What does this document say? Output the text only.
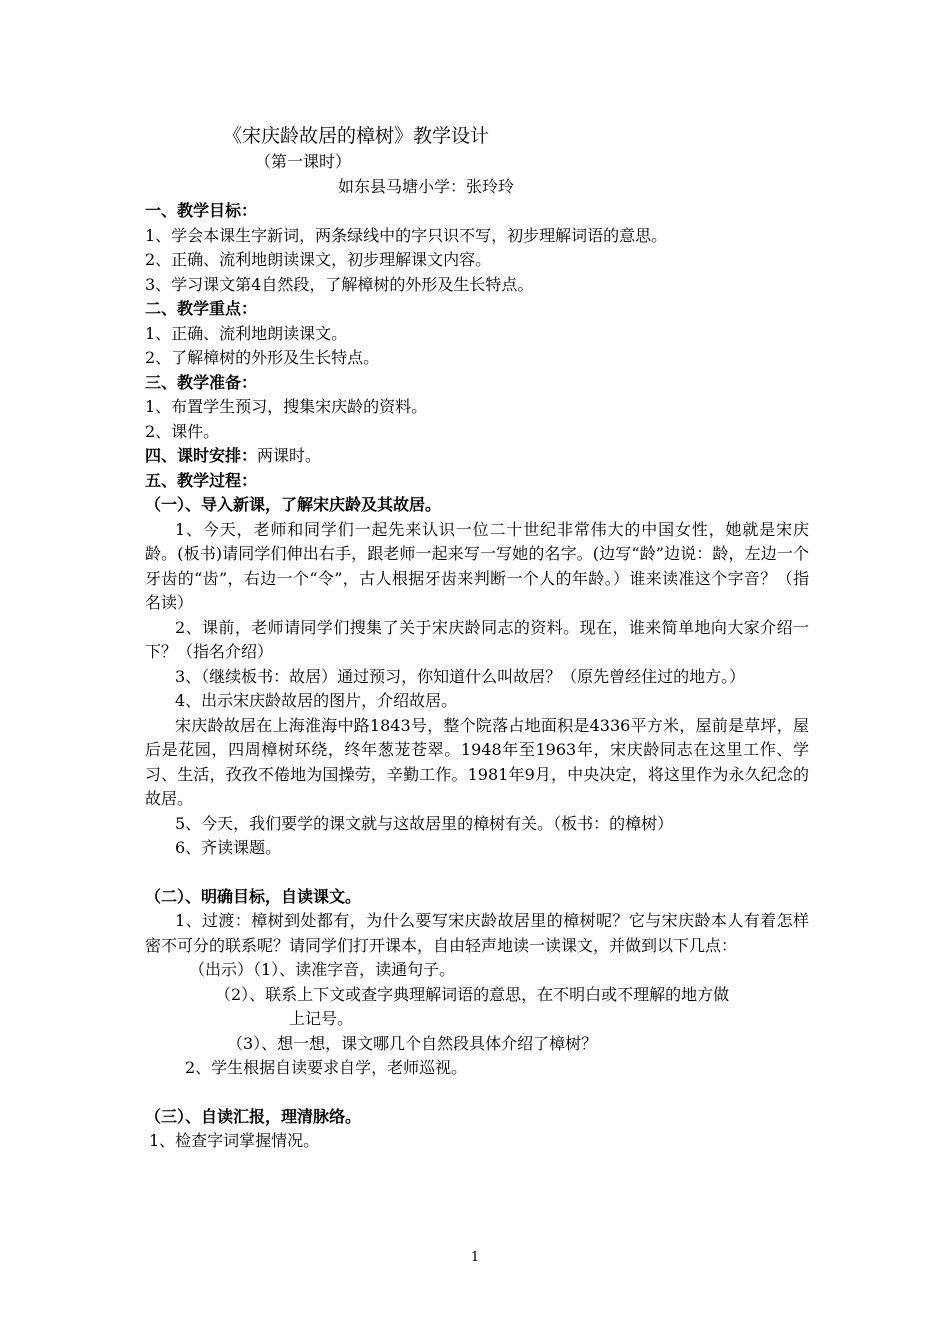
《宋庆龄故居的樟树》教学设计
（第一课时）
如东县马塘小学：张玲玲
一、教学目标：
1、学会本课生字新词，两条绿线中的字只识不写，初步理解词语的意思。
2、正确、流利地朗读课文，初步理解课文内容。
3、学习课文第4自然段，了解樟树的外形及生长特点。
二、教学重点：
1、正确、流利地朗读课文。
2、了解樟树的外形及生长特点。
三、教学准备：
1、布置学生预习，搜集宋庆龄的资料。
2、课件。
四、课时安排：两课时。
五、教学过程：
（一）、导入新课，了解宋庆龄及其故居。
1、今天，老师和同学们一起先来认识一位二十世纪非常伟大的中国女性，她就是宋庆龄。(板书)请同学们伸出右手，跟老师一起来写一写她的名字。(边写“龄”边说：龄，左边一个牙齿的“齿”，右边一个“令”，古人根据牙齿来判断一个人的年龄。）谁来读准这个字音？（指名读）
2、课前，老师请同学们搜集了关于宋庆龄同志的资料。现在，谁来简单地向大家介绍一下？（指名介绍）
3、（继续板书：故居）通过预习，你知道什么叫故居？（原先曾经住过的地方。）
4、出示宋庆龄故居的图片，介绍故居。
宋庆龄故居在上海淮海中路1843号，整个院落占地面积是4336平方米，屋前是草坪，屋后是花园，四周樟树环绕，终年葱茏苍翠。1948年至1963年，宋庆龄同志在这里工作、学习、生活，孜孜不倦地为国操劳，辛勤工作。1981年9月，中央决定，将这里作为永久纪念的故居。
5、今天，我们要学的课文就与这故居里的樟树有关。（板书：的樟树）
6、齐读课题。
（二）、明确目标，自读课文。
1、过渡：樟树到处都有，为什么要写宋庆龄故居里的樟树呢？它与宋庆龄本人有着怎样密不可分的联系呢？请同学们打开课本，自由轻声地读一读课文，并做到以下几点：
（出示）（1）、读准字音，读通句子。
（2）、联系上下文或查字典理解词语的意思，在不明白或不理解的地方做
上记号。
（3）、想一想，课文哪几个自然段具体介绍了樟树？
2、学生根据自读要求自学，老师巡视。
（三）、自读汇报，理清脉络。
1、检查字词掌握情况。
1
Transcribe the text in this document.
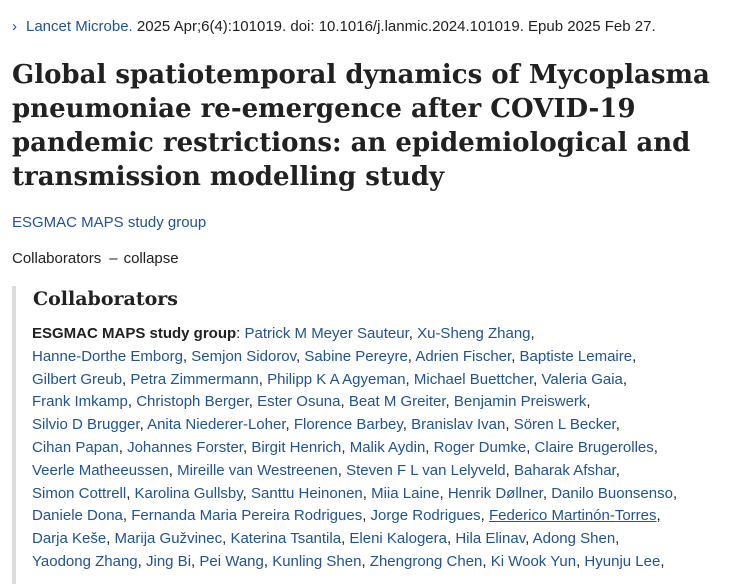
› Lancet Microbe. 2025 Apr;6(4):101019. doi: 10.1016/j.lanmic.2024.101019. Epub 2025 Feb 27.
Global spatiotemporal dynamics of Mycoplasma pneumoniae re-emergence after COVID-19 pandemic restrictions: an epidemiological and transmission modelling study
ESGMAC MAPS study group
Collaborators – collapse
Collaborators
ESGMAC MAPS study group: Patrick M Meyer Sauteur, Xu-Sheng Zhang,
Hanne-Dorthe Emborg, Semjon Sidorov, Sabine Pereyre, Adrien Fischer, Baptiste Lemaire,
Gilbert Greub, Petra Zimmermann, Philipp K A Agyeman, Michael Buettcher, Valeria Gaia,
Frank Imkamp, Christoph Berger, Ester Osuna, Beat M Greiter, Benjamin Preiswerk,
Silvio D Brugger, Anita Niederer-Loher, Florence Barbey, Branislav Ivan, Sören L Becker,
Cihan Papan, Johannes Forster, Birgit Henrich, Malik Aydin, Roger Dumke, Claire Brugerolles,
Veerle Matheeussen, Mireille van Westreenen, Steven F L van Lelyveld, Baharak Afshar,
Simon Cottrell, Karolina Gullsby, Santtu Heinonen, Miia Laine, Henrik Døllner, Danilo Buonsenso,
Daniele Dona, Fernanda Maria Pereira Rodrigues, Jorge Rodrigues, Federico Martinón-Torres,
Darja Keše, Marija Gužvinec, Katerina Tsantila, Eleni Kalogera, Hila Elinav, Adong Shen,
Yaodong Zhang, Jing Bi, Pei Wang, Kunling Shen, Zhengrong Chen, Ki Wook Yun, Hyunju Lee,
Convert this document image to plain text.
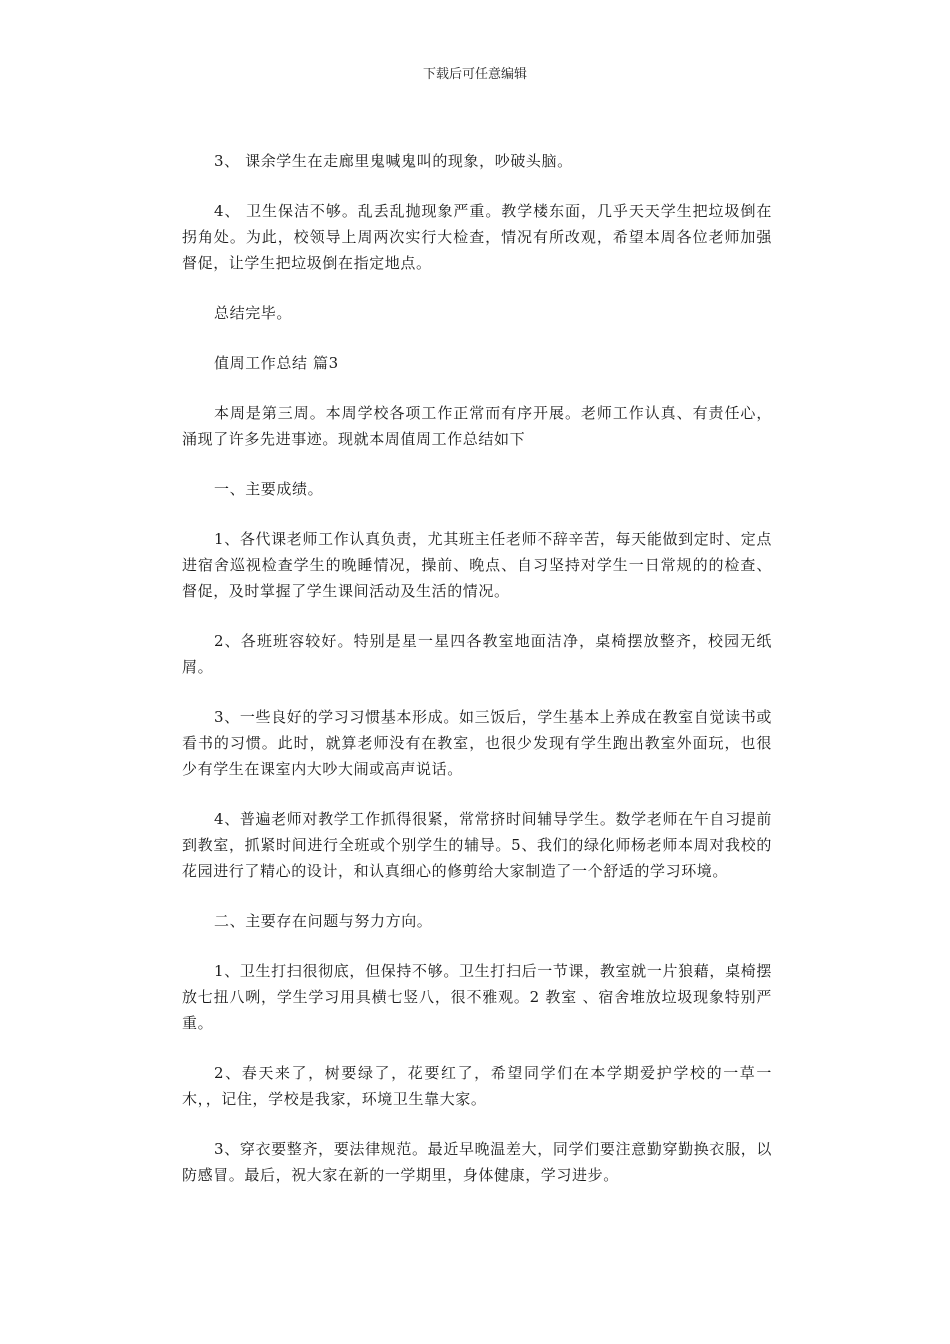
下载后可任意编辑

3、 课余学生在走廊里鬼喊鬼叫的现象，吵破头脑。

4、 卫生保洁不够。乱丢乱抛现象严重。教学楼东面，几乎天天学生把垃圾倒在拐角处。为此，校领导上周两次实行大检查，情况有所改观，希望本周各位老师加强督促，让学生把垃圾倒在指定地点。

总结完毕。

值周工作总结 篇3

本周是第三周。本周学校各项工作正常而有序开展。老师工作认真、有责任心，涌现了许多先进事迹。现就本周值周工作总结如下

一、主要成绩。

1、各代课老师工作认真负责，尤其班主任老师不辞辛苦，每天能做到定时、定点进宿舍巡视检查学生的晚睡情况，操前、晚点、自习坚持对学生一日常规的的检查、督促，及时掌握了学生课间活动及生活的情况。

2、各班班容较好。特别是星一星四各教室地面洁净，桌椅摆放整齐，校园无纸屑。

3、一些良好的学习习惯基本形成。如三饭后，学生基本上养成在教室自觉读书或看书的习惯。此时，就算老师没有在教室，也很少发现有学生跑出教室外面玩，也很少有学生在课室内大吵大闹或高声说话。

4、普遍老师对教学工作抓得很紧，常常挤时间辅导学生。数学老师在午自习提前到教室，抓紧时间进行全班或个别学生的辅导。5、我们的绿化师杨老师本周对我校的花园进行了精心的设计，和认真细心的修剪给大家制造了一个舒适的学习环境。

二、主要存在问题与努力方向。

1、卫生打扫很彻底，但保持不够。卫生打扫后一节课，教室就一片狼藉，桌椅摆放七扭八咧，学生学习用具横七竖八，很不雅观。2 教室 、宿舍堆放垃圾现象特别严重。

2、春天来了，树要绿了，花要红了，希望同学们在本学期爱护学校的一草一木，，记住，学校是我家，环境卫生靠大家。

3、穿衣要整齐，要法律规范。最近早晚温差大，同学们要注意勤穿勤换衣服，以防感冒。最后，祝大家在新的一学期里，身体健康，学习进步。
════════════════
- Exercise: Using the listing above, state the number of lines that hold "this", with no other text.

- Correct result: 3